__STATED GOAL__.
Copy each line with the word "Shamrock" in it.

__GIVEN RECORDS__.

________________________________________

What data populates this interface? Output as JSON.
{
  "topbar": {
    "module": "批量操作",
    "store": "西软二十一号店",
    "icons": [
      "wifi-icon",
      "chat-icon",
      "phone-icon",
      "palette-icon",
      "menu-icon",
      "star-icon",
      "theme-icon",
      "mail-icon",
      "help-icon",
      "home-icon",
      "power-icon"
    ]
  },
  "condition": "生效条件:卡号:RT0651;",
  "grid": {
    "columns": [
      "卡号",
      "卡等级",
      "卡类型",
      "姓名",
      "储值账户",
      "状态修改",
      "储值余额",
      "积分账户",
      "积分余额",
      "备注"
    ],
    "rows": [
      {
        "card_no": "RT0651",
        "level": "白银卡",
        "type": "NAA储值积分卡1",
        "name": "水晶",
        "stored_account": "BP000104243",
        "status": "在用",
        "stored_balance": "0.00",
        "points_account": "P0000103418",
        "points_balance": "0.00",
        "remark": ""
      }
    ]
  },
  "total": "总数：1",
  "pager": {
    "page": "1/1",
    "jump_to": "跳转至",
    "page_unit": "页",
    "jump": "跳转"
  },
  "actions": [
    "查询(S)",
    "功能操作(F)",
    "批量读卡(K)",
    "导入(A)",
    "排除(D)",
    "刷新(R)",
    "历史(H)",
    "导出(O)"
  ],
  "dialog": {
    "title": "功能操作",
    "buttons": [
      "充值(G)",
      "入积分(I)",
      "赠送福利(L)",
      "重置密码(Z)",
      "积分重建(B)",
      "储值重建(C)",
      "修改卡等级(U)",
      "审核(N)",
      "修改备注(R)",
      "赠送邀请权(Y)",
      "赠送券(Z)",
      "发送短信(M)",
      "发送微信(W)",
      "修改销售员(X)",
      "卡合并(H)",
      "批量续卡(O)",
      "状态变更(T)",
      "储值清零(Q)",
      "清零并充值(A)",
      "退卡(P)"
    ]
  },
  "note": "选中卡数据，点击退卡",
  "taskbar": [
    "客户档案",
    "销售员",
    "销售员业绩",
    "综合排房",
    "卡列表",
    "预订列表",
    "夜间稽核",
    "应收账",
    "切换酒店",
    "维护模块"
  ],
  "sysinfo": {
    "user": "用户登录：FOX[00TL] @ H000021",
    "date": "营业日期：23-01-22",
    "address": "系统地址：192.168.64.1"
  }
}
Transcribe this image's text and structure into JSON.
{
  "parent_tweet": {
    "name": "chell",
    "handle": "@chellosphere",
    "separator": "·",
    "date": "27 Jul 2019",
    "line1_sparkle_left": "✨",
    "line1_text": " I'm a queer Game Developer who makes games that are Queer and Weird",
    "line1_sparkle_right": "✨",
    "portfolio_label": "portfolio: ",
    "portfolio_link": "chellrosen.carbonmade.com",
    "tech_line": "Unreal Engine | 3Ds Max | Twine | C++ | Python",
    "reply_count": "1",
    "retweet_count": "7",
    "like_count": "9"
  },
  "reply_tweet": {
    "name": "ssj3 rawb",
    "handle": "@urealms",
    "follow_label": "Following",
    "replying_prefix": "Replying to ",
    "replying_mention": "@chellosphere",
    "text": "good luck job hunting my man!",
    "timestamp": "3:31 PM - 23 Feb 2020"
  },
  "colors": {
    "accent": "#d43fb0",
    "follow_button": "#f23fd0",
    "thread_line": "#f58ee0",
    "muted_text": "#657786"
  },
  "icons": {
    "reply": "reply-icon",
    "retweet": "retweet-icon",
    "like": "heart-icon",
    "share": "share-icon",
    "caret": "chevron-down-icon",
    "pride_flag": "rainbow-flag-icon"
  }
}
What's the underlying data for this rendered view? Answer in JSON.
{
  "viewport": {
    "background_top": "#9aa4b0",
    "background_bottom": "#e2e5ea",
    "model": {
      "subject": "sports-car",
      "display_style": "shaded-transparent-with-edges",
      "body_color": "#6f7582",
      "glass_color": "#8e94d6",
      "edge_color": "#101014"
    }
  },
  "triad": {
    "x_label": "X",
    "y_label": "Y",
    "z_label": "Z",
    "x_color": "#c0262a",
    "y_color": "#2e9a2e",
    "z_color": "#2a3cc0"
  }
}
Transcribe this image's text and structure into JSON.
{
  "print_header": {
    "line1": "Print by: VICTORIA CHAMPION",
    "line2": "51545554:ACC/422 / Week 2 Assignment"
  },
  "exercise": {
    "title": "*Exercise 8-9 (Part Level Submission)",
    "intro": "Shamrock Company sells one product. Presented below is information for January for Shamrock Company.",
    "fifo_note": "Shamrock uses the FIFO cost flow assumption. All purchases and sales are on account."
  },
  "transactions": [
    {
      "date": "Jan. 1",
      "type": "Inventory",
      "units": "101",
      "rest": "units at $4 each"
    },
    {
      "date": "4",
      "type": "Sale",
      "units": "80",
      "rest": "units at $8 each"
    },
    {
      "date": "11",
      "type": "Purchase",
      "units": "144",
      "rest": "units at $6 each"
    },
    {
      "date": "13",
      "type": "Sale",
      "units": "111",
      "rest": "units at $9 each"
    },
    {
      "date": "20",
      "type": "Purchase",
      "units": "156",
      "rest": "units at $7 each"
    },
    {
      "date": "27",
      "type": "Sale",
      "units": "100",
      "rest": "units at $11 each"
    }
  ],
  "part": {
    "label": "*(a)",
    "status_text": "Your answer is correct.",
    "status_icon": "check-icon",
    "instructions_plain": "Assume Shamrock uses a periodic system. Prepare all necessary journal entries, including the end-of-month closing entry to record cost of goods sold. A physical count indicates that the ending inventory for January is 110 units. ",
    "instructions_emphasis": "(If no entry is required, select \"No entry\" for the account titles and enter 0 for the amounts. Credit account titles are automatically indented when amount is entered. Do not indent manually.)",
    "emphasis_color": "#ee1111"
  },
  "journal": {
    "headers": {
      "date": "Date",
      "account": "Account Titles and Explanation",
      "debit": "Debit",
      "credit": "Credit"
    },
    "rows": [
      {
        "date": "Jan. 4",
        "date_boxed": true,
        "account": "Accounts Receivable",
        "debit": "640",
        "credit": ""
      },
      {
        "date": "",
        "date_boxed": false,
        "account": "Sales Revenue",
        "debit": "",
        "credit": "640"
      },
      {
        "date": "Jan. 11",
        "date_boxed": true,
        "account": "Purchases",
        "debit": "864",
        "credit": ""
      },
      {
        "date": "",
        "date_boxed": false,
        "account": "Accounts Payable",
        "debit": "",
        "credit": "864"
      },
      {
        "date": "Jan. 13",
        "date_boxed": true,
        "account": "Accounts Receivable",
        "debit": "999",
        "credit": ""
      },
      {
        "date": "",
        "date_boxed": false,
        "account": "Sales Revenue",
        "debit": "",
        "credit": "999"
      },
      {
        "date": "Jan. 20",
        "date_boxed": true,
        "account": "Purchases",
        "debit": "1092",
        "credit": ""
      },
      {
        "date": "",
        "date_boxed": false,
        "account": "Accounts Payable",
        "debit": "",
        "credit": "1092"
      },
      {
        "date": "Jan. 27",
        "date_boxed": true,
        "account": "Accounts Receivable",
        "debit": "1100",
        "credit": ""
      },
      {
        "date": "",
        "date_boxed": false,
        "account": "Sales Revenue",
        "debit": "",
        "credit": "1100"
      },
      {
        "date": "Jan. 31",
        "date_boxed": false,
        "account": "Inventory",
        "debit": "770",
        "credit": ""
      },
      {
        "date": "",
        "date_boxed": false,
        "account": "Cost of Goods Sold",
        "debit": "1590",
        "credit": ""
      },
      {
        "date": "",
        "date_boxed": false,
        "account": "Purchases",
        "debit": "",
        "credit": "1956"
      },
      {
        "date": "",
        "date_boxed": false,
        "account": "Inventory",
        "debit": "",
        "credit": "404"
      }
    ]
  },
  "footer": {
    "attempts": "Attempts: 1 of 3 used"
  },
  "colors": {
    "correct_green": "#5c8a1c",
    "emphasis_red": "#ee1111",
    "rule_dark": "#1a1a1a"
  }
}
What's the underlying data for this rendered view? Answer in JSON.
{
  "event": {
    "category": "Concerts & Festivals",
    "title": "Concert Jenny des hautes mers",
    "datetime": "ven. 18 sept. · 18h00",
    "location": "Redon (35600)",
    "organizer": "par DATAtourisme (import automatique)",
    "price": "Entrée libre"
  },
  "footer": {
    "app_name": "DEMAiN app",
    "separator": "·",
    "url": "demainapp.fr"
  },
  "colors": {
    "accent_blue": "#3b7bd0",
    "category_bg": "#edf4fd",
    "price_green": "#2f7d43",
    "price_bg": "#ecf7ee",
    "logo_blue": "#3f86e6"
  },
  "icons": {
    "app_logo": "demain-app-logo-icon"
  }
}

________________________________________

__CORRECT ANSWER__.
    "intro": "Shamrock Company sells one product. Presented below is information for January for Shamrock Company.",
    "fifo_note": "Shamrock uses the FIFO cost flow assumption. All purchases and sales are on account."
    "instructions_plain": "Assume Shamrock uses a periodic system. Prepare all necessary journal entries, including the end-of-month closing entry to record cost of goods sold. A physical count indicates that the ending inventory for January is 110 units. ",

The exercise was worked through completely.